* Exercise task *
Gather every line from the entries below that includes "title".

(Records excerpted from a collection)
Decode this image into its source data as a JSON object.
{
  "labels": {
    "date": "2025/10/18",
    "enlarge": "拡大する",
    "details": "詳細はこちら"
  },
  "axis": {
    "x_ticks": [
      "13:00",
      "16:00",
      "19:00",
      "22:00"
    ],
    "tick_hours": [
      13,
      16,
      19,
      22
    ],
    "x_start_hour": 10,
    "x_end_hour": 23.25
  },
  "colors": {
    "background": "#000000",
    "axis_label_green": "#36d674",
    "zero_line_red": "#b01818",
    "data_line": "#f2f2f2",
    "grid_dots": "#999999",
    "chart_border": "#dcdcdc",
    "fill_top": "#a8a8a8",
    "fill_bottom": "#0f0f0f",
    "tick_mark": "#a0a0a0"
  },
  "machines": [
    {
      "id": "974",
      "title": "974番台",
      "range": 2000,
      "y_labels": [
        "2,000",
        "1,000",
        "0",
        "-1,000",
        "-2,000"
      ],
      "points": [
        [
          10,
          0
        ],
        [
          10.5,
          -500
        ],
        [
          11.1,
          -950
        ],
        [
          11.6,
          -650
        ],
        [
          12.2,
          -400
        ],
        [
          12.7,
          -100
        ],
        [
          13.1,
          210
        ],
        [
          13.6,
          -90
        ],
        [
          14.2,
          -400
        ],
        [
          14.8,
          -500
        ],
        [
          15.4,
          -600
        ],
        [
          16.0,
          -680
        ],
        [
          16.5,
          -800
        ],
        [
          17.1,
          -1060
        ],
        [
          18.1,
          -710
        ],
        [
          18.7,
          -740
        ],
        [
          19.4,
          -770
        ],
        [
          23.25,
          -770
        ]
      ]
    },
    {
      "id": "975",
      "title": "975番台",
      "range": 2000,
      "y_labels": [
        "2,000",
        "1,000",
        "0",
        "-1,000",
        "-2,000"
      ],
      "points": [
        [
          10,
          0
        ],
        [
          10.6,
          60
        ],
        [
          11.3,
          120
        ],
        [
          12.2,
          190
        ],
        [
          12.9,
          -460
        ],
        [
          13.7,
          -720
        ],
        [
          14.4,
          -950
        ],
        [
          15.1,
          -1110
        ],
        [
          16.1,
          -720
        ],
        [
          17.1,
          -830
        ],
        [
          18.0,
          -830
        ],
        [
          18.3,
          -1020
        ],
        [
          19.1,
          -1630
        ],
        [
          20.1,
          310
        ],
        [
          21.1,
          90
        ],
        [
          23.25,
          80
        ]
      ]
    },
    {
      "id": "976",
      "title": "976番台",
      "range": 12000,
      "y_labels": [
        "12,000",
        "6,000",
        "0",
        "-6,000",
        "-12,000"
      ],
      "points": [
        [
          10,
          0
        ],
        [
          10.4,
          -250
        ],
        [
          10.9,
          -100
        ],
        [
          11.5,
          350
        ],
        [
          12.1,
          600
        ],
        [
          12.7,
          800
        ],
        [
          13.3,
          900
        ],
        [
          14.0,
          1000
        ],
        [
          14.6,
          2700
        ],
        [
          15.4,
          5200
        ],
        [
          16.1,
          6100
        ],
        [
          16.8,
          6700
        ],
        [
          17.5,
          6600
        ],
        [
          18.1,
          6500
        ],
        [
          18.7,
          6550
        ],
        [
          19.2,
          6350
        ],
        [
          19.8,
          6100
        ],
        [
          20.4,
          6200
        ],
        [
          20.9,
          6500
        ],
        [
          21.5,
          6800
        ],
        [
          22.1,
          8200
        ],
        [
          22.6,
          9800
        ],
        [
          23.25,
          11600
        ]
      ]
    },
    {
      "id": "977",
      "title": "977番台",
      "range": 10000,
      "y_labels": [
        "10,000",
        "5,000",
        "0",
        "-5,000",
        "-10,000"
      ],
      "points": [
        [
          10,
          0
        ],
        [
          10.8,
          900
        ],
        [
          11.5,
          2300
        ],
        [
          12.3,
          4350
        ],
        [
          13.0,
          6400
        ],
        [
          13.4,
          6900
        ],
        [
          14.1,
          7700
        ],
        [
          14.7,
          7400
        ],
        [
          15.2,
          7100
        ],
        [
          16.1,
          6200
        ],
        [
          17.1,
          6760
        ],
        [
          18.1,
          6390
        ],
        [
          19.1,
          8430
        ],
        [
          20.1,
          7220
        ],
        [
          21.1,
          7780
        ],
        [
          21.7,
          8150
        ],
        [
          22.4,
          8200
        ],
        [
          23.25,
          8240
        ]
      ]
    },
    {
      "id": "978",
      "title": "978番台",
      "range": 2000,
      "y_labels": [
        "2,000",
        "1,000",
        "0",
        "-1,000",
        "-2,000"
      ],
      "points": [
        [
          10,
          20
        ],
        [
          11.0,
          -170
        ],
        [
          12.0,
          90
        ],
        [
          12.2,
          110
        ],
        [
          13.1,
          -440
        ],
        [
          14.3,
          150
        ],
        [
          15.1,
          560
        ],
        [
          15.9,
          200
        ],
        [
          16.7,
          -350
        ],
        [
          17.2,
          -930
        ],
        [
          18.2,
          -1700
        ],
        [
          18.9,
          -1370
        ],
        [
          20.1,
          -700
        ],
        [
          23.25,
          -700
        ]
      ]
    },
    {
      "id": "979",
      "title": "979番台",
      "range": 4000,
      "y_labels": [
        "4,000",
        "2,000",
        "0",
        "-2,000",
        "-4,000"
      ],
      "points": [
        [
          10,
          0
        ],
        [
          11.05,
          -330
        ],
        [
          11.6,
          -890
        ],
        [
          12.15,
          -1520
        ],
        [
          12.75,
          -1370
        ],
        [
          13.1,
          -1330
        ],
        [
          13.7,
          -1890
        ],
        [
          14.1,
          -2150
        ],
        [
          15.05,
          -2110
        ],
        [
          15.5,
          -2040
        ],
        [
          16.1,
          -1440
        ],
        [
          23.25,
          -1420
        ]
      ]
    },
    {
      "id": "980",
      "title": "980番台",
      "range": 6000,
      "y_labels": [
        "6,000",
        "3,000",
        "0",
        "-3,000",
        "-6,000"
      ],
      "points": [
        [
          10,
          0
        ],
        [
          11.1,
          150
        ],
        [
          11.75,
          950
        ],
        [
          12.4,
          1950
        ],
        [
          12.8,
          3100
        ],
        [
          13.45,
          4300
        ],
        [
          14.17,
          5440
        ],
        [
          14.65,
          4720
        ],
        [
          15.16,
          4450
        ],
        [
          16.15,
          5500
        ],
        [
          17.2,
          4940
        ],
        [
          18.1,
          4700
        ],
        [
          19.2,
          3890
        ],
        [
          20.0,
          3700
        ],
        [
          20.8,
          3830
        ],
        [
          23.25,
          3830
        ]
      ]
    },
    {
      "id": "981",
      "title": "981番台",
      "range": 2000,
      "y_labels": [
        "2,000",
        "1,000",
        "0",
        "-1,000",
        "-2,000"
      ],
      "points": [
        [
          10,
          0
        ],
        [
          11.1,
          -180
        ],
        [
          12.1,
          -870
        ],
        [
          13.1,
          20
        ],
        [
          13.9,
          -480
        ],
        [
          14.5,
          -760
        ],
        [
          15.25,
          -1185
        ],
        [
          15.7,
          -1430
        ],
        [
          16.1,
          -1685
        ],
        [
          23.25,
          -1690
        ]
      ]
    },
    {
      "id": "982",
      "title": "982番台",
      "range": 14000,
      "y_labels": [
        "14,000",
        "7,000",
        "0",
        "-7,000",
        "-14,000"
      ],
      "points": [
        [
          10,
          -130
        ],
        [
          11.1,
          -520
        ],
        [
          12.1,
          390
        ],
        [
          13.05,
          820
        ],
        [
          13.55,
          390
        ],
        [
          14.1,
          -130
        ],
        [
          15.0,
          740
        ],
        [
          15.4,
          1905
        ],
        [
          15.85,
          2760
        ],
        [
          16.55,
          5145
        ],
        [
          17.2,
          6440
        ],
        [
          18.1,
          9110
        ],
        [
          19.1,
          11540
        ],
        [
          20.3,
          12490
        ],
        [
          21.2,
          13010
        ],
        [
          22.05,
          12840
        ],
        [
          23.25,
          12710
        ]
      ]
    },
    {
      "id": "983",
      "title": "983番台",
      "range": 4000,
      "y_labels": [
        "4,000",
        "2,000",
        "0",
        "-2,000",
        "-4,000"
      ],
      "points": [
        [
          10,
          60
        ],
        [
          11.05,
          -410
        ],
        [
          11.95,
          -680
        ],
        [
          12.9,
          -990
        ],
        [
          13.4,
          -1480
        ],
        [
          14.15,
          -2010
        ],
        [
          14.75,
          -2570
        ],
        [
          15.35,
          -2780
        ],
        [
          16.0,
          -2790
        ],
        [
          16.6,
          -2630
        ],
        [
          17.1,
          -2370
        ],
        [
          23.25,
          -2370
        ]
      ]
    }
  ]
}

* Output of the exercise *
      "title": "974番台",
      "title": "975番台",
      "title": "976番台",
      "title": "977番台",
      "title": "978番台",
      "title": "979番台",
      "title": "980番台",
      "title": "981番台",
      "title": "982番台",
      "title": "983番台",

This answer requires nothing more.